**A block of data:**
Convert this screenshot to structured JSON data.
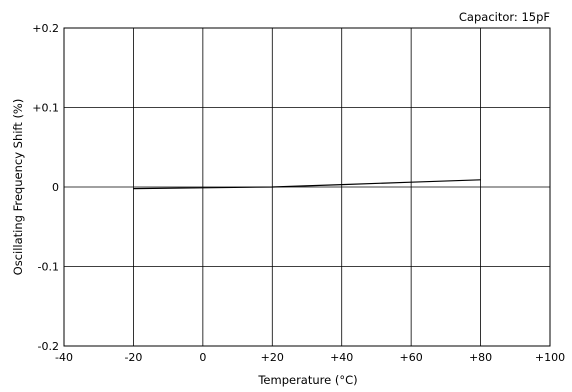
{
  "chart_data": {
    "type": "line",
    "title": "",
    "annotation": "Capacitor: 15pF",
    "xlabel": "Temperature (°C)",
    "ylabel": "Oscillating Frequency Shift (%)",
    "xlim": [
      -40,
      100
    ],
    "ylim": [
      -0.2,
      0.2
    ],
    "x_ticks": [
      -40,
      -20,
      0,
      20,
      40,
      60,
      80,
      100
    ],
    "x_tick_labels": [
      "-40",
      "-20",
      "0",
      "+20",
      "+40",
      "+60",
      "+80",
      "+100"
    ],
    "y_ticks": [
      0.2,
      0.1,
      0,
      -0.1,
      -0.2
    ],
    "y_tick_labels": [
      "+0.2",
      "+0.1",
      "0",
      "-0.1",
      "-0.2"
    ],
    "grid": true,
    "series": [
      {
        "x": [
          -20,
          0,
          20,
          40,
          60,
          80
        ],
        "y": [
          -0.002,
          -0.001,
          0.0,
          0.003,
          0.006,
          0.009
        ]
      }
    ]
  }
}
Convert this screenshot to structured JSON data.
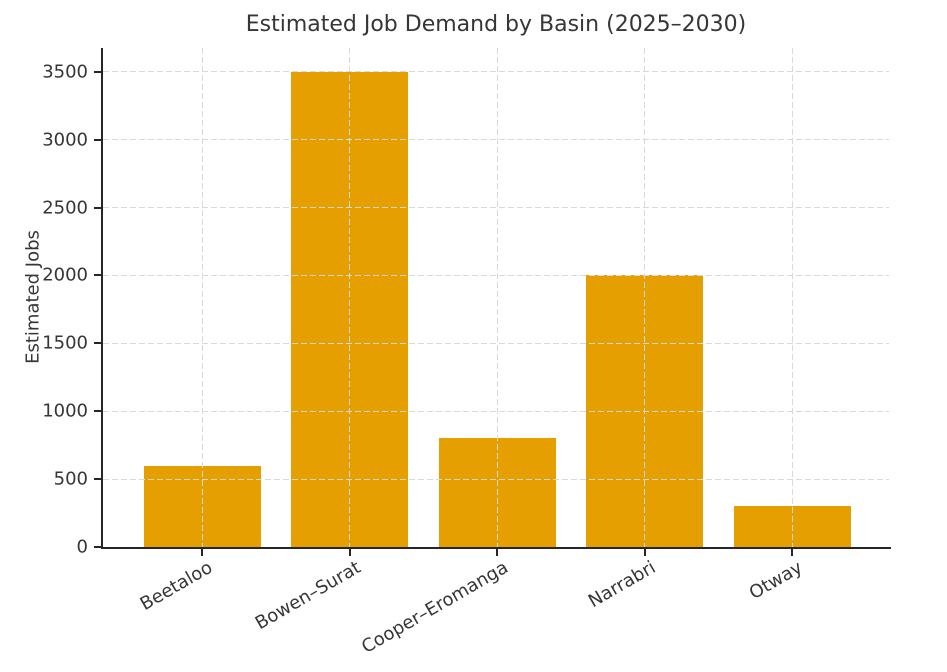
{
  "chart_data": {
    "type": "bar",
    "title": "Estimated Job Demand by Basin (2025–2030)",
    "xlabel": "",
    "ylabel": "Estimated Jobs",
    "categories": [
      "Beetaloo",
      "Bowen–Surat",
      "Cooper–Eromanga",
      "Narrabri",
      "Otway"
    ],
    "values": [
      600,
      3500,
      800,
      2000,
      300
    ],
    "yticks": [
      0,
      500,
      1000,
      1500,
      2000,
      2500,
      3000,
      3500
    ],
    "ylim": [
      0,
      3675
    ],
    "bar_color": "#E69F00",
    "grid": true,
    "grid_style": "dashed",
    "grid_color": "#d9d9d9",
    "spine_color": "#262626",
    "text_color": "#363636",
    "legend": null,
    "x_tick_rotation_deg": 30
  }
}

**What the task asks:** In the entries above, find every line holding the word "ylabel" and copy it out.

**Exercise answer:**
    "ylabel": "Oscillating Frequency Shift (%)",
    "ylabel": "Estimated Jobs",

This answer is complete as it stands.